#### OBJECTIVE:
Answer with a single number, the count of lines holding the word "동여수노인복지관".

── RECORDS ──

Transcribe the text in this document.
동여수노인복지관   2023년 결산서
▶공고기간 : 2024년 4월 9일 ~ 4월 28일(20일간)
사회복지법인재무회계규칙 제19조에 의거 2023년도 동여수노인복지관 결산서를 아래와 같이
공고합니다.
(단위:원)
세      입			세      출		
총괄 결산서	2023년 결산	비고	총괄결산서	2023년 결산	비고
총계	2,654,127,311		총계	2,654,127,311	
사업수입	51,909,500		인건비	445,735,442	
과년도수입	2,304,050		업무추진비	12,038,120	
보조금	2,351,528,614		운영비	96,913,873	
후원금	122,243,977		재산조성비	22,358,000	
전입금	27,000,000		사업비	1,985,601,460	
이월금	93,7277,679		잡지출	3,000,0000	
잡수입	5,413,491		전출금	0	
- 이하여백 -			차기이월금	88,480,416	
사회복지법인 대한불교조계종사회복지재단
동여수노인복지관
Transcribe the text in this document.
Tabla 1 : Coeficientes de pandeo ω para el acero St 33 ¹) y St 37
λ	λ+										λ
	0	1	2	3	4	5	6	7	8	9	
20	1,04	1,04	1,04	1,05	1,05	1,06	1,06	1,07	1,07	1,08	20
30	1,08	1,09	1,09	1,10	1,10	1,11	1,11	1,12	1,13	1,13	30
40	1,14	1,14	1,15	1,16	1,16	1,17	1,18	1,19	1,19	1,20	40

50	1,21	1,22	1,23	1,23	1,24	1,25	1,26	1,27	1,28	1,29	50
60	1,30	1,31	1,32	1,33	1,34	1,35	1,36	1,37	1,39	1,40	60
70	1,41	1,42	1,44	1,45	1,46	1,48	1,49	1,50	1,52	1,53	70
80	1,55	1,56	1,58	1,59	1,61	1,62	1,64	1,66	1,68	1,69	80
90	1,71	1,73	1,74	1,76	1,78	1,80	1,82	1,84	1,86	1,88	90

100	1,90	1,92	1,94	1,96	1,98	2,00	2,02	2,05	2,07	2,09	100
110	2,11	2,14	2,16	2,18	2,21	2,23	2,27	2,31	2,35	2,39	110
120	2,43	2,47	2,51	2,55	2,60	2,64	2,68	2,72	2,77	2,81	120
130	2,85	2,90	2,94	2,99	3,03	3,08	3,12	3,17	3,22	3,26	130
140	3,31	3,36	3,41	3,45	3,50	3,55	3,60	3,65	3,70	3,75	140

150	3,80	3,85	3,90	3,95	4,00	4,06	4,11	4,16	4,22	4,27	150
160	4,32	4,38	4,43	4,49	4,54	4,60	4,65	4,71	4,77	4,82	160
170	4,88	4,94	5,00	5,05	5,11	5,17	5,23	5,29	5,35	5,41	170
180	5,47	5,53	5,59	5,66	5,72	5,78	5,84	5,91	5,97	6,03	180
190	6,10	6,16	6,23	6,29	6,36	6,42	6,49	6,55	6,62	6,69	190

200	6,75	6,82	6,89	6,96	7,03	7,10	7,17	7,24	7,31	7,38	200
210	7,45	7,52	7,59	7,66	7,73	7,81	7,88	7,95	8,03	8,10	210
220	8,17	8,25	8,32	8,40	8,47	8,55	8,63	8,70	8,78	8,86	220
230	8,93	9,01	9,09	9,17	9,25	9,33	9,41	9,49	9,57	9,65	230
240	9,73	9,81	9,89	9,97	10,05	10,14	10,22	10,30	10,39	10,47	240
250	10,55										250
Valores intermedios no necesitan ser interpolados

───

#### THE ANSWER:
3